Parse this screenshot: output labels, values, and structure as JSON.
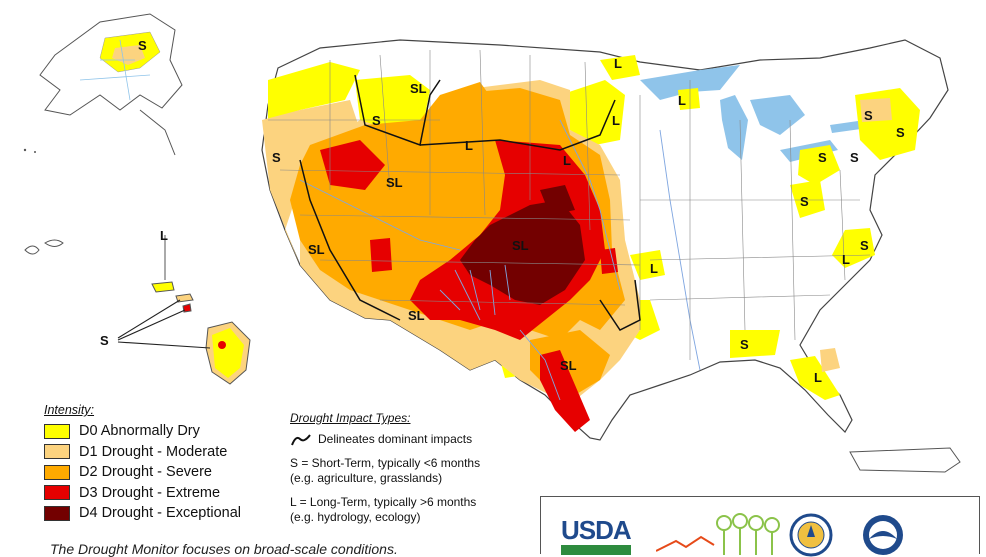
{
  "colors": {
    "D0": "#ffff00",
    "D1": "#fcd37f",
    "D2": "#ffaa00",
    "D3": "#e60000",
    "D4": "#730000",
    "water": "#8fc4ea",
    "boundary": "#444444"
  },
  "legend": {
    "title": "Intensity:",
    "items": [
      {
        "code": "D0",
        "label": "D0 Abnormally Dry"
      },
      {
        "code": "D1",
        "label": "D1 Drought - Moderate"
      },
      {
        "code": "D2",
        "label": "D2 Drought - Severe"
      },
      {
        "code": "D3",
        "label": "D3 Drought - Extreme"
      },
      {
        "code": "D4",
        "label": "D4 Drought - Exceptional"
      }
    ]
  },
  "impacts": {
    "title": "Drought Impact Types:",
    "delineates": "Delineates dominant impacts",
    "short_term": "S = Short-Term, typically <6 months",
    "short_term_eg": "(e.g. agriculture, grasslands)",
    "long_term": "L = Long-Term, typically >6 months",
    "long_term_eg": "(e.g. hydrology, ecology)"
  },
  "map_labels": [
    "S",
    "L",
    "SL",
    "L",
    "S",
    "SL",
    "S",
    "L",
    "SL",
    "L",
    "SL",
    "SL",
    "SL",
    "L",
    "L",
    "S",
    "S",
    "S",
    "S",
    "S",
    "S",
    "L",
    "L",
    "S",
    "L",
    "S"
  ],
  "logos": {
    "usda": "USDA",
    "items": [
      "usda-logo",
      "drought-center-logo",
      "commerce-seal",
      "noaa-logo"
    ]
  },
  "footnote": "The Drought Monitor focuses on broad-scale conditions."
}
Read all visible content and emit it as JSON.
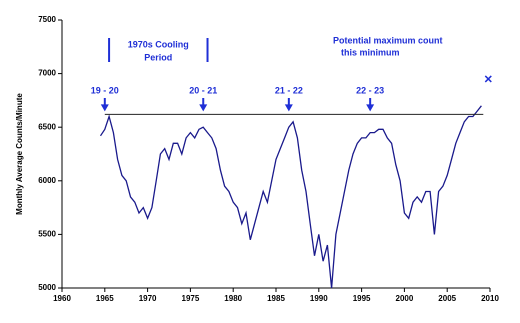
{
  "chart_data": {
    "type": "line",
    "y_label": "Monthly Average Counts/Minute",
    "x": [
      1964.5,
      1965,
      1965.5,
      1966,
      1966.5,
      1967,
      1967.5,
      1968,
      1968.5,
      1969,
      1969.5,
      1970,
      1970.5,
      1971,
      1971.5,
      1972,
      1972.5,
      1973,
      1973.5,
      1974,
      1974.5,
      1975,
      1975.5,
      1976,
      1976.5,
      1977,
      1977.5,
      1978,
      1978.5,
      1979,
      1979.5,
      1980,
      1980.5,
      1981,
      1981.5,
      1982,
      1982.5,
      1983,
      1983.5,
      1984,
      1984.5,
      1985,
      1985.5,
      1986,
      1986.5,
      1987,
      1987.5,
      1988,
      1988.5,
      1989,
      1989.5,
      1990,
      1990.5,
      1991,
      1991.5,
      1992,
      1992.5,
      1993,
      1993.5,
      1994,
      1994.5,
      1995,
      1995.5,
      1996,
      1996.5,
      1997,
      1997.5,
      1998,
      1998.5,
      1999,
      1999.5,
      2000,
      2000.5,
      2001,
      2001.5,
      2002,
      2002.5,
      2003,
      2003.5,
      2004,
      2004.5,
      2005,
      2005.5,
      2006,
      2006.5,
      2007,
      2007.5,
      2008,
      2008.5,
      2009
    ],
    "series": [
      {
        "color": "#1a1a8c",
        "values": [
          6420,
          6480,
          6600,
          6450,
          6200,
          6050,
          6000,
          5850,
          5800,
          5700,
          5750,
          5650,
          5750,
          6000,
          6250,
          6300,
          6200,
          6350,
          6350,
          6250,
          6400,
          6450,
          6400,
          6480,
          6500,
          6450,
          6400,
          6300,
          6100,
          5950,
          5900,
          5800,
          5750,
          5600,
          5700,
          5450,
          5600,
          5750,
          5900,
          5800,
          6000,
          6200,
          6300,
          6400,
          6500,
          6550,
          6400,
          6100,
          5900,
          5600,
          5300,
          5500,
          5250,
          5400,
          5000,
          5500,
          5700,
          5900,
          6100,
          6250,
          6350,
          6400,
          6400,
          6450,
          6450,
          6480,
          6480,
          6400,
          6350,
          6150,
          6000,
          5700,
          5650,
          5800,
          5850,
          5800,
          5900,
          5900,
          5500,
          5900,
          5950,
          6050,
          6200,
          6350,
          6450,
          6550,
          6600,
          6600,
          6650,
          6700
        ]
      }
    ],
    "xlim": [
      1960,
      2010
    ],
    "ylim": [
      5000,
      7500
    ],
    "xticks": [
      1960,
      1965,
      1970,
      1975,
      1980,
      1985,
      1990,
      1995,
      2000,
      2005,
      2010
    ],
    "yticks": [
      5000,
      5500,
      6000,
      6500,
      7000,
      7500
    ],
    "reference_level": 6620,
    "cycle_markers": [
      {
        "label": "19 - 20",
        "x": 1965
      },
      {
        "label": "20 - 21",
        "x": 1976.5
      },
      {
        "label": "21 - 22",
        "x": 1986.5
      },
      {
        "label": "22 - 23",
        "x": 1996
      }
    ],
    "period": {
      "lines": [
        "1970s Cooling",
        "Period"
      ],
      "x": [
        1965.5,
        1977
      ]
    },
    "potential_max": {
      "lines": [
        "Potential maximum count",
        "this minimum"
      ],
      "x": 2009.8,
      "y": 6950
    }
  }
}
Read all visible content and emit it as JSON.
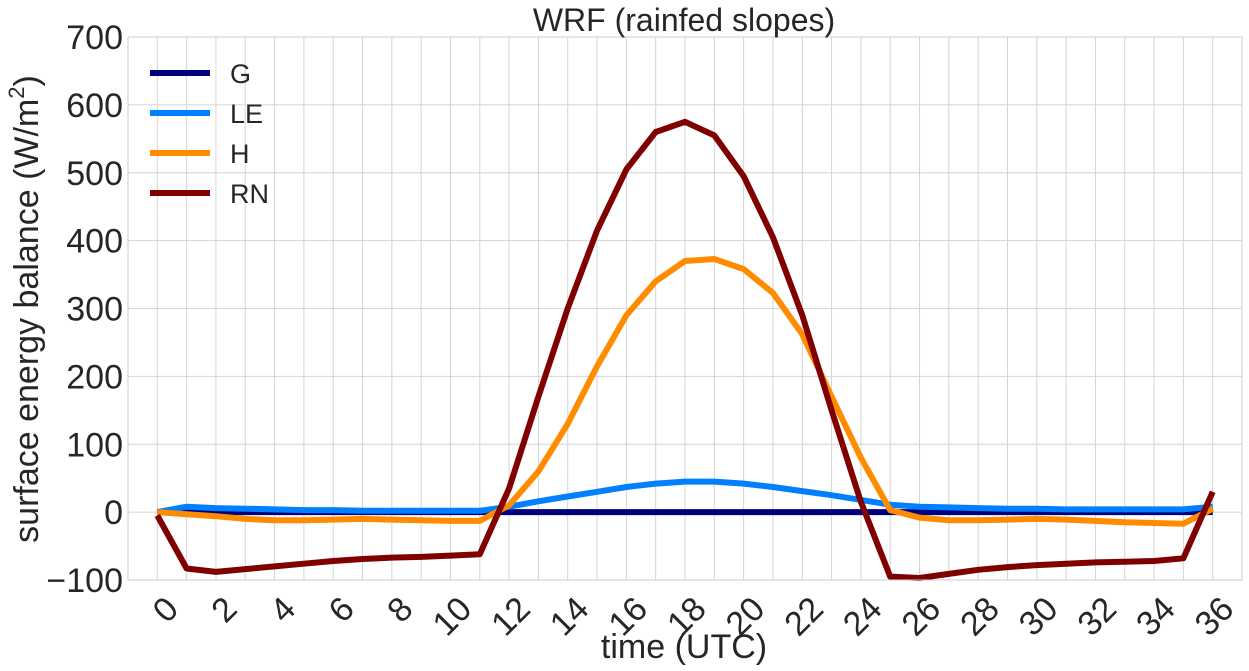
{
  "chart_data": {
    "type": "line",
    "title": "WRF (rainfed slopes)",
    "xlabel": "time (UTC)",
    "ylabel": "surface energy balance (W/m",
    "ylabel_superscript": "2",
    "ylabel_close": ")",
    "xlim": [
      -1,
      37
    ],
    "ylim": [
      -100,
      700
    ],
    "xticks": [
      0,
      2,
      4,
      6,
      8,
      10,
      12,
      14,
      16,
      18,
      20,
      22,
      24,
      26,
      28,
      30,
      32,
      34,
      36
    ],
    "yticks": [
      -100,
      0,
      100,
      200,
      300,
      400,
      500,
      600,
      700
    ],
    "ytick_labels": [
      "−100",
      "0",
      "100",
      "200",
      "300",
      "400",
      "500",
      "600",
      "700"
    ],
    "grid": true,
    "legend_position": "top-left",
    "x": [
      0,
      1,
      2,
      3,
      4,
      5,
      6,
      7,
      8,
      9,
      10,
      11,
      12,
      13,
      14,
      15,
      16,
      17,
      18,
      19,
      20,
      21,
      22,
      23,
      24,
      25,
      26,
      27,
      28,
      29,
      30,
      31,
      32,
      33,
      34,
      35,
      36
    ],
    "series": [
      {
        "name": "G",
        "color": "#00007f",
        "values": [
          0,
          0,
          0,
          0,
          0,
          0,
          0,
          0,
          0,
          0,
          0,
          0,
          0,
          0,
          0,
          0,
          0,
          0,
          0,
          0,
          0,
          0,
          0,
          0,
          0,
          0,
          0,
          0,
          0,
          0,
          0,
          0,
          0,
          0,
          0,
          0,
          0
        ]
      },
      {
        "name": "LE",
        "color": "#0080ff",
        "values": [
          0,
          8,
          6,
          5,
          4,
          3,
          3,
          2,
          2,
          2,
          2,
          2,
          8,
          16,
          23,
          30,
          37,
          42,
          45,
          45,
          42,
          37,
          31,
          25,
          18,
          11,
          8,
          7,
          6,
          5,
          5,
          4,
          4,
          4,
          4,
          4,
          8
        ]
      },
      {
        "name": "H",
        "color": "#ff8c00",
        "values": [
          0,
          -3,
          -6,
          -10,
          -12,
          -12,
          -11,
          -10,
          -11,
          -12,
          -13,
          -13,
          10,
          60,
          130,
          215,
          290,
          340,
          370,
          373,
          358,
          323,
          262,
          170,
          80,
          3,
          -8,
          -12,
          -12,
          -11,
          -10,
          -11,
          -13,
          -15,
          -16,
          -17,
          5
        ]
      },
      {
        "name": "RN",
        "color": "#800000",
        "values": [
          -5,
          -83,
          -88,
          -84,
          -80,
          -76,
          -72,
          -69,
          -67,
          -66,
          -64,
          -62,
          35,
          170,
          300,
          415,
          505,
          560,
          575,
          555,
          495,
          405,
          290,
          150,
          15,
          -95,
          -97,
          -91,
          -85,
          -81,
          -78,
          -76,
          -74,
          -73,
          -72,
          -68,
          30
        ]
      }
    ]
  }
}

◆ **Stated task**: Extract every line containing the string "typically" from the material.

◆ **Written response**:
    "short_term": "S = Short-Term, typically <6 months",
    "long_term": "L = Long-Term, typically >6 months",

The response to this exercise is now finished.